[GIVEN PROBLEM]
Print everything from the first of the rows below down to the row containing "y-axis-label: Offence Value", including both, and reproduce each row verbatim.

=== EXTRACTED INFORMATION ===

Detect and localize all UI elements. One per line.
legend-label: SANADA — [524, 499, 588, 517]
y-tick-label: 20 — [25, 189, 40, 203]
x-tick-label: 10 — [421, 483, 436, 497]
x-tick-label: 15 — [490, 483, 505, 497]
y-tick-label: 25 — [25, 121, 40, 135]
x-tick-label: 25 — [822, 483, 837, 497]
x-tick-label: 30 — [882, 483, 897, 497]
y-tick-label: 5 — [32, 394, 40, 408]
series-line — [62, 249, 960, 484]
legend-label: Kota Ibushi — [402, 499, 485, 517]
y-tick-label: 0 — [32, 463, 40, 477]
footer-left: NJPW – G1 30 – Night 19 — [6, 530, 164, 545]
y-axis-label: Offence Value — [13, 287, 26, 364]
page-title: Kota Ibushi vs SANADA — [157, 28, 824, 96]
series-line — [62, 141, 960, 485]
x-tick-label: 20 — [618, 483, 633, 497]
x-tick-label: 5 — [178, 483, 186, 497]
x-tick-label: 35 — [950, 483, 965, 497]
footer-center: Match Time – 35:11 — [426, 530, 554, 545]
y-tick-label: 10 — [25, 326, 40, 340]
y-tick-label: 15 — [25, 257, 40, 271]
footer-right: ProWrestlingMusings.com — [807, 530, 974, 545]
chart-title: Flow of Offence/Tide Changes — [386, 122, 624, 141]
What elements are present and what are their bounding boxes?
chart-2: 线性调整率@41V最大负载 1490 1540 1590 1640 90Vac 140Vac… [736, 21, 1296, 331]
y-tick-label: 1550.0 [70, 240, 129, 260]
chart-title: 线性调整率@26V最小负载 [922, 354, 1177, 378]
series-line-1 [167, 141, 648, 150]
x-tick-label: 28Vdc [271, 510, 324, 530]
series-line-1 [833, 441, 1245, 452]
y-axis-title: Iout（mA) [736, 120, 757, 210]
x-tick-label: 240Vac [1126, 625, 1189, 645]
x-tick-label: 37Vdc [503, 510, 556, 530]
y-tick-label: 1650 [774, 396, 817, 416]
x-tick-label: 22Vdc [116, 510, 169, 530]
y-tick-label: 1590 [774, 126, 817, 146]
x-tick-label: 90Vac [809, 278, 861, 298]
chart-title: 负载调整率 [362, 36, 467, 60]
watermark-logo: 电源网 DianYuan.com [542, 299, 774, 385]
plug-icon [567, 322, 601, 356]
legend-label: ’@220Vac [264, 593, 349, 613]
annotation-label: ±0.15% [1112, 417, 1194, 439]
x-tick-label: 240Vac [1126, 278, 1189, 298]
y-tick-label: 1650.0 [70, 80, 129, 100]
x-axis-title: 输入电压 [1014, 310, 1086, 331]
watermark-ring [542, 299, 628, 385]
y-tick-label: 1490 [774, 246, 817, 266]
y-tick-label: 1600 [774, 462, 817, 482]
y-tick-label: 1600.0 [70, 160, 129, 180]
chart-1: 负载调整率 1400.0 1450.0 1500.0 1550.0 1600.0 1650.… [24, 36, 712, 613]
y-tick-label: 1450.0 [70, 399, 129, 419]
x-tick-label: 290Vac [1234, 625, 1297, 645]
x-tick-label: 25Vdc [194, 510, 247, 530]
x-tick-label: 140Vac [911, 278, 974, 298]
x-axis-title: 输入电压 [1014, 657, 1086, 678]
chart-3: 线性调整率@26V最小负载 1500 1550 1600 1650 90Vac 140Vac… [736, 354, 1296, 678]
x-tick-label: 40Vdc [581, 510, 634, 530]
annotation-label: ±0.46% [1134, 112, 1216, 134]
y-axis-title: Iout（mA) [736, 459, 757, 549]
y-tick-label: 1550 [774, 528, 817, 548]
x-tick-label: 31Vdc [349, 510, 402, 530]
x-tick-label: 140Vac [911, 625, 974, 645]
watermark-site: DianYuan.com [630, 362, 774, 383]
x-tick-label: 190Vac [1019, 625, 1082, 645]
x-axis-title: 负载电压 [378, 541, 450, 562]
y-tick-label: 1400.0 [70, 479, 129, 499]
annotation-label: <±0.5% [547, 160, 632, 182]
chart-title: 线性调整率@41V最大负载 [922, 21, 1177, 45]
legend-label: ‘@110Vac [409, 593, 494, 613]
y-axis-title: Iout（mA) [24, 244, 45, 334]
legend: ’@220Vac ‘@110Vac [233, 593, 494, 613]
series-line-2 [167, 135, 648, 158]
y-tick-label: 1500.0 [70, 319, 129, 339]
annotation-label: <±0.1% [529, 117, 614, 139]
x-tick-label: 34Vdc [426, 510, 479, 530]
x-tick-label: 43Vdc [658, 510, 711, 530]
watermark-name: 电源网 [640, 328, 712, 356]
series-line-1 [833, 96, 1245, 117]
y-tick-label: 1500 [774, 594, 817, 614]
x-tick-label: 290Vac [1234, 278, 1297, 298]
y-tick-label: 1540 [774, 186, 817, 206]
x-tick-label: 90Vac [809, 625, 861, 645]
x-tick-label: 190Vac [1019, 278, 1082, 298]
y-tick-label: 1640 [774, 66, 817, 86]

===

[EXERCISE OUTPUT]
Detect and localize all UI elements. One per line.
legend-label: SANADA — [524, 499, 588, 517]
y-tick-label: 20 — [25, 189, 40, 203]
x-tick-label: 10 — [421, 483, 436, 497]
x-tick-label: 15 — [490, 483, 505, 497]
y-tick-label: 25 — [25, 121, 40, 135]
x-tick-label: 25 — [822, 483, 837, 497]
x-tick-label: 30 — [882, 483, 897, 497]
y-tick-label: 5 — [32, 394, 40, 408]
series-line — [62, 249, 960, 484]
legend-label: Kota Ibushi — [402, 499, 485, 517]
y-tick-label: 0 — [32, 463, 40, 477]
footer-left: NJPW – G1 30 – Night 19 — [6, 530, 164, 545]
y-axis-label: Offence Value — [13, 287, 26, 364]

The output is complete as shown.